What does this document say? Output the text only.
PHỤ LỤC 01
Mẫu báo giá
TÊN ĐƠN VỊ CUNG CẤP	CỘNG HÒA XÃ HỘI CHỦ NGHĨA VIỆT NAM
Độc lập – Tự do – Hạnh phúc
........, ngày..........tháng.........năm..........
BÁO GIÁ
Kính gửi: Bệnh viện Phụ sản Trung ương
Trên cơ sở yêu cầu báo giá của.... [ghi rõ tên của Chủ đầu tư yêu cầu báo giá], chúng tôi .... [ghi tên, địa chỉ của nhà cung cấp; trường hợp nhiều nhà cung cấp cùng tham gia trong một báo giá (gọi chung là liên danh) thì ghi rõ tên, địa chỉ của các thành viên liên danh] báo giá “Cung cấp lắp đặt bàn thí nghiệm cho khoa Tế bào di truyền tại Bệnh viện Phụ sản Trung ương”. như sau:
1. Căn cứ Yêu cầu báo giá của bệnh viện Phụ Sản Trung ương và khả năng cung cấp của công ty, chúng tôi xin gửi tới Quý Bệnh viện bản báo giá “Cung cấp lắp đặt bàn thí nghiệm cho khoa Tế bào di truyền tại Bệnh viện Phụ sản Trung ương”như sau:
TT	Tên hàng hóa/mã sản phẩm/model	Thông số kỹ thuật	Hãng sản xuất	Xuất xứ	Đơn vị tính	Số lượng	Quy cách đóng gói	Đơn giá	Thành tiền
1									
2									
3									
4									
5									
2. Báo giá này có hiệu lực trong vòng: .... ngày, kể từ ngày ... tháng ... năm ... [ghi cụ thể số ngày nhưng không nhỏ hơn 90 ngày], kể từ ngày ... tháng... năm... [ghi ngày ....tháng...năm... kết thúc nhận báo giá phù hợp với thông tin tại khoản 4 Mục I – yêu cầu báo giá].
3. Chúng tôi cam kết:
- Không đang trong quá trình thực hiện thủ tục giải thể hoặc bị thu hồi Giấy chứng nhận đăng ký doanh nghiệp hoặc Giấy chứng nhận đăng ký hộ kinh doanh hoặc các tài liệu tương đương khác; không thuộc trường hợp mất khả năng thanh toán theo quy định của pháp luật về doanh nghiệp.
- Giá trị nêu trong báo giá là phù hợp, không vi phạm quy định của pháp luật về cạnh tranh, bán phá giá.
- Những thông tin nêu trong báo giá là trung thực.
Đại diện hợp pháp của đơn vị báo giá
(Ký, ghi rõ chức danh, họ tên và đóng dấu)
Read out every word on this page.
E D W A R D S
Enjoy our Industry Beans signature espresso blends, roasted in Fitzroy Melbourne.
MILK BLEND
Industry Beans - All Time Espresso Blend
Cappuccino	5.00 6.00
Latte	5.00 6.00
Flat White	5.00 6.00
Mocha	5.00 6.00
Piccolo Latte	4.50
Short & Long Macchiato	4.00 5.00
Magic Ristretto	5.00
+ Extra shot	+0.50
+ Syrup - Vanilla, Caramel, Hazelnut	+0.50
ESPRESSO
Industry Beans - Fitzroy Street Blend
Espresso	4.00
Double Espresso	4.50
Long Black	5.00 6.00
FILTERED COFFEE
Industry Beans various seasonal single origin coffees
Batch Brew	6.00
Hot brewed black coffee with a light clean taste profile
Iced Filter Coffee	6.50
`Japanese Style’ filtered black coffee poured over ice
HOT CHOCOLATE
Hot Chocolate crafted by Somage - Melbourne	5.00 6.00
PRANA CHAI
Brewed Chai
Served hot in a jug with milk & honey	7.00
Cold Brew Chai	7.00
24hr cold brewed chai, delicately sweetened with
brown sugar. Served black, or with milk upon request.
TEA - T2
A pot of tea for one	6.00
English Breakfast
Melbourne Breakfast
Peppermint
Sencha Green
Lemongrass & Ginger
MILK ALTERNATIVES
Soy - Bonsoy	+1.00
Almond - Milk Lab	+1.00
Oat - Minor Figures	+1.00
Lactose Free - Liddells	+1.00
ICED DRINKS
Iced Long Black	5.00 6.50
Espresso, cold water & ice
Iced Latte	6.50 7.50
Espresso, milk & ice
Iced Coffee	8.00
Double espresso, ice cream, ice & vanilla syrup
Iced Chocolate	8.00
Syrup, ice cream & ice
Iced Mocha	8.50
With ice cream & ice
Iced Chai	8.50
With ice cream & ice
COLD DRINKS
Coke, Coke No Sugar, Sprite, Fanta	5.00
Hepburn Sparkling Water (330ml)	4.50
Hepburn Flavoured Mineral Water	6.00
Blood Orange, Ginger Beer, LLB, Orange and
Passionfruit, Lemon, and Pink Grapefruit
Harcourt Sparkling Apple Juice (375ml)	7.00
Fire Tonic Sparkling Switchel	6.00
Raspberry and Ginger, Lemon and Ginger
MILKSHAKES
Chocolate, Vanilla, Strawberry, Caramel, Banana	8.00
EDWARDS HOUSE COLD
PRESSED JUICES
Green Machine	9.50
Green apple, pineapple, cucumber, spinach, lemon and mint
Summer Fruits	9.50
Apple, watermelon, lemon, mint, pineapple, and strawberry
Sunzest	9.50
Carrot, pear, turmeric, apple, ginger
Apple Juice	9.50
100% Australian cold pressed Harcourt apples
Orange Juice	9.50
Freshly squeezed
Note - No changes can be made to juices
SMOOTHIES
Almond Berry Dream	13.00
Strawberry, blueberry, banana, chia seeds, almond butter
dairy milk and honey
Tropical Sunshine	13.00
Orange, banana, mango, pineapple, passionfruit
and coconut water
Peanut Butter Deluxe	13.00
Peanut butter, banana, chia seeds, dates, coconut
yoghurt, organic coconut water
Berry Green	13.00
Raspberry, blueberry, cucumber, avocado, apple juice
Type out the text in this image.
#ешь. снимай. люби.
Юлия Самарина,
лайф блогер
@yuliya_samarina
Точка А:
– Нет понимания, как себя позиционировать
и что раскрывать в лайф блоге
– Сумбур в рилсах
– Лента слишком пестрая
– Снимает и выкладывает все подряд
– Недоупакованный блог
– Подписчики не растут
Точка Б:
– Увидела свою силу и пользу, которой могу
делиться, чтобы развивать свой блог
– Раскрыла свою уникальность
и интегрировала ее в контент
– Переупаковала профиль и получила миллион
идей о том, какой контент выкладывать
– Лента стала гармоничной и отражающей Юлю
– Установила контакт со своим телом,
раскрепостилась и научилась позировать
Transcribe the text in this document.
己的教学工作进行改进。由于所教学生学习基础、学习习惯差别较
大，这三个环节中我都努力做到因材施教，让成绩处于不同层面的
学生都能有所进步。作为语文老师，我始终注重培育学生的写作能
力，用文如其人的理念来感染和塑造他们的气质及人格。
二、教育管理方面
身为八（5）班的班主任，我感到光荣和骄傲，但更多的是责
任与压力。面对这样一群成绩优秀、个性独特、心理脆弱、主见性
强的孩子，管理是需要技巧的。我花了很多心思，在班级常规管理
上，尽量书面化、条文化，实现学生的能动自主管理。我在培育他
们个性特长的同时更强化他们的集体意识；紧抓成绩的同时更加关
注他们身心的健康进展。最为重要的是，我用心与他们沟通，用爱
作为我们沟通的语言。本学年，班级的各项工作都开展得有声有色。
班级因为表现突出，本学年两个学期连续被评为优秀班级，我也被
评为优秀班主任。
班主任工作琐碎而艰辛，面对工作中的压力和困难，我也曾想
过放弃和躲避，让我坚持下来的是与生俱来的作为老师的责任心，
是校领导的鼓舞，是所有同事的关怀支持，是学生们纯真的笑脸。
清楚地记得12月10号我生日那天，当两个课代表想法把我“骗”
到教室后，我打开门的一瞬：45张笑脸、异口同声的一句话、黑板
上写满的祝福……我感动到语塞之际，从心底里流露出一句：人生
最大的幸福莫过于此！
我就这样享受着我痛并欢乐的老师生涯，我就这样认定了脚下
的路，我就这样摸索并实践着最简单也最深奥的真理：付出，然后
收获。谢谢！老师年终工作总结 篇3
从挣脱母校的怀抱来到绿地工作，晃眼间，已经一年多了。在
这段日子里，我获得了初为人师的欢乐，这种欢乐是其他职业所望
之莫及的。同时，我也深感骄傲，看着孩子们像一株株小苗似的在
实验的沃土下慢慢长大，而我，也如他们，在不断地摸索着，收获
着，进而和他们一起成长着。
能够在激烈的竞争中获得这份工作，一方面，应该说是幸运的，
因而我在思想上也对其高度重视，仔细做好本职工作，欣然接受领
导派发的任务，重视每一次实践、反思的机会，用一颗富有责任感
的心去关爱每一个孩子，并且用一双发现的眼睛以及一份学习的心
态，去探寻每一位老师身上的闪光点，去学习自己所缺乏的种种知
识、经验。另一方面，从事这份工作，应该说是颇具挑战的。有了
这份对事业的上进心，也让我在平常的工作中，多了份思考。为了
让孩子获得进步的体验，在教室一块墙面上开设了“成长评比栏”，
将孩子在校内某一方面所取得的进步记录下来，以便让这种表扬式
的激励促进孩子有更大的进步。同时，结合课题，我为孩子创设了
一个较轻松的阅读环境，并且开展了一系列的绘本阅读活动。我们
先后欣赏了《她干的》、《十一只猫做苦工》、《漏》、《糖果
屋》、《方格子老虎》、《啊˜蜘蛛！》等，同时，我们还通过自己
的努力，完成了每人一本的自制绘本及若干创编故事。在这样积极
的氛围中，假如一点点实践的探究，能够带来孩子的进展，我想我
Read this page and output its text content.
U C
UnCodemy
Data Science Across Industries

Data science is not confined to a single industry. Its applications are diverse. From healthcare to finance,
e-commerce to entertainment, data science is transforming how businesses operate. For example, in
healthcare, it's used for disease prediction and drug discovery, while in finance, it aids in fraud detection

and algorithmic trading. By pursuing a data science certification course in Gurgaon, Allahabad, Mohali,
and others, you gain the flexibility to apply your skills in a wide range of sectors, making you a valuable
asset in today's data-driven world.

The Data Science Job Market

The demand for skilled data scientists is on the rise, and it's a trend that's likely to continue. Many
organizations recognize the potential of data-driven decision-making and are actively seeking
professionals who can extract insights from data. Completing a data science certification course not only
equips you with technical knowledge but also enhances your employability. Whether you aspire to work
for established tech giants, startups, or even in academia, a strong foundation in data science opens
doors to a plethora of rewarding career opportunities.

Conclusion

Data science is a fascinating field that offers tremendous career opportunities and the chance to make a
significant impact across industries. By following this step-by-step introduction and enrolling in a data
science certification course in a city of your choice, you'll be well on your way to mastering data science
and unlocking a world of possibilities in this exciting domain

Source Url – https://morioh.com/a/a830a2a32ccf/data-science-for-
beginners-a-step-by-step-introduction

Objective:
Select all lines with the word "course" from the entries above.

The solution:
and algorithmic trading. By pursuing a data science certification course in Gurgaon, Allahabad, Mohali,
professionals who can extract insights from data. Completing a data science certification course not only
science certification course in a city of your choice, you'll be well on your way to mastering data science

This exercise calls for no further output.